### Work instructions
Keep the wording of each record exactly the same when you repeat it, and leave out pictures.

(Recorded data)

— begin —

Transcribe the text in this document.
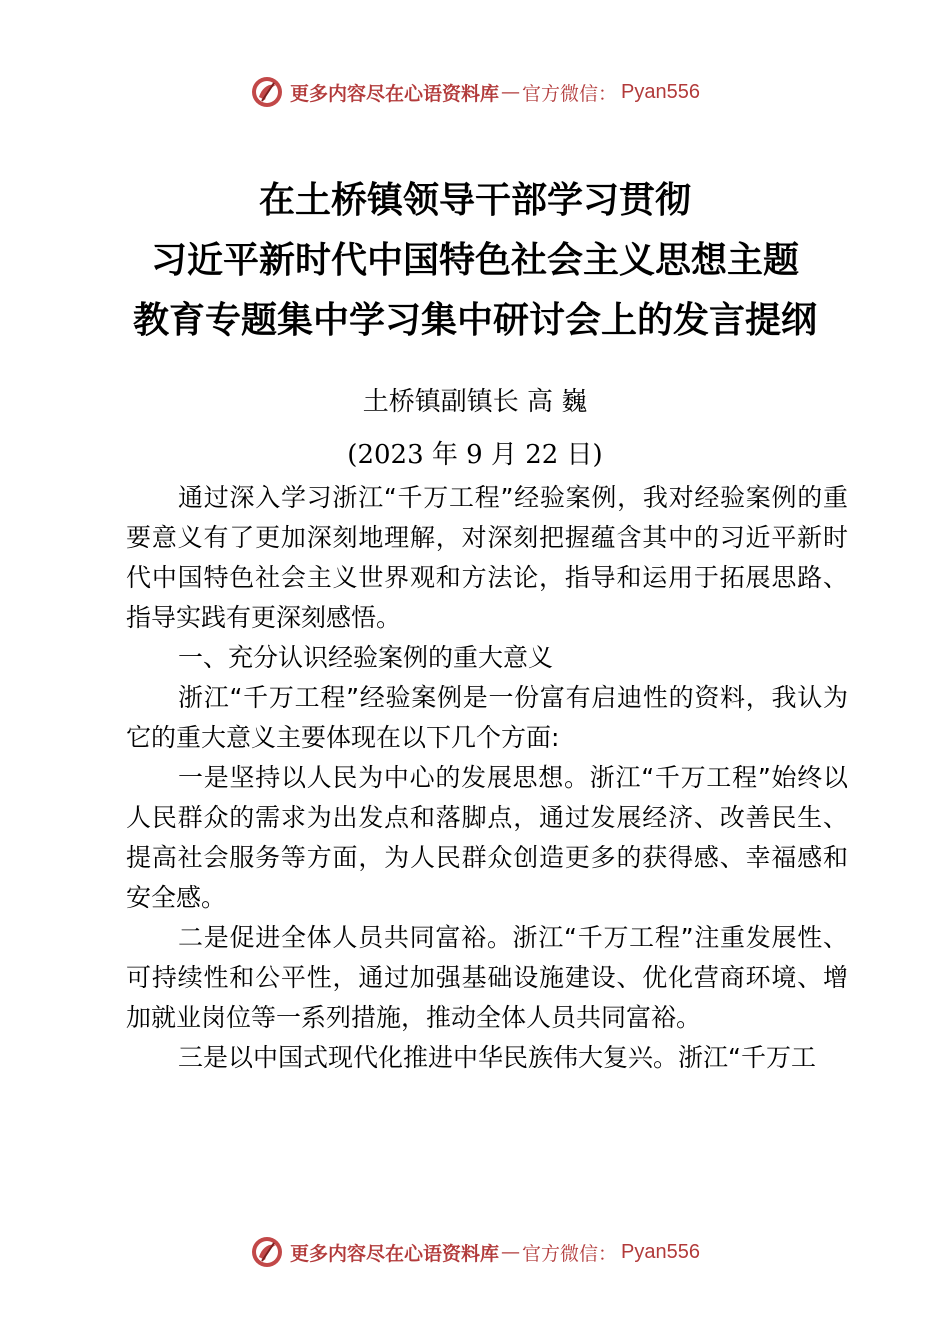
更多内容尽在心语资料库 — 官方微信： Pyan556
在土桥镇领导干部学习贯彻
习近平新时代中国特色社会主义思想主题
教育专题集中学习集中研讨会上的发言提纲
土桥镇副镇长 高 巍
(2023 年 9 月 22 日)

通过深入学习浙江“千万工程”经验案例，我对经验案例的重要意义有了更加深刻地理解，对深刻把握蕴含其中的习近平新时代中国特色社会主义世界观和方法论，指导和运用于拓展思路、指导实践有更深刻感悟。

一、充分认识经验案例的重大意义

浙江“千万工程”经验案例是一份富有启迪性的资料，我认为它的重大意义主要体现在以下几个方面:

一是坚持以人民为中心的发展思想。浙江“千万工程”始终以人民群众的需求为出发点和落脚点，通过发展经济、改善民生、提高社会服务等方面，为人民群众创造更多的获得感、幸福感和安全感。

二是促进全体人员共同富裕。浙江“千万工程”注重发展性、可持续性和公平性，通过加强基础设施建设、优化营商环境、增加就业岗位等一系列措施，推动全体人员共同富裕。

三是以中国式现代化推进中华民族伟大复兴。浙江“千万工

更多内容尽在心语资料库 — 官方微信： Pyan556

— end —

### Task response
Transcribe the text in this document.
更多内容尽在心语资料库 — 官方微信： Pyan556
在土桥镇领导干部学习贯彻
习近平新时代中国特色社会主义思想主题
教育专题集中学习集中研讨会上的发言提纲
土桥镇副镇长 高 巍
(2023 年 9 月 22 日)

通过深入学习浙江“千万工程”经验案例，我对经验案例的重要意义有了更加深刻地理解，对深刻把握蕴含其中的习近平新时代中国特色社会主义世界观和方法论，指导和运用于拓展思路、指导实践有更深刻感悟。

一、充分认识经验案例的重大意义

浙江“千万工程”经验案例是一份富有启迪性的资料，我认为它的重大意义主要体现在以下几个方面:

一是坚持以人民为中心的发展思想。浙江“千万工程”始终以人民群众的需求为出发点和落脚点，通过发展经济、改善民生、提高社会服务等方面，为人民群众创造更多的获得感、幸福感和安全感。

二是促进全体人员共同富裕。浙江“千万工程”注重发展性、可持续性和公平性，通过加强基础设施建设、优化营商环境、增加就业岗位等一系列措施，推动全体人员共同富裕。

三是以中国式现代化推进中华民族伟大复兴。浙江“千万工

更多内容尽在心语资料库 — 官方微信： Pyan556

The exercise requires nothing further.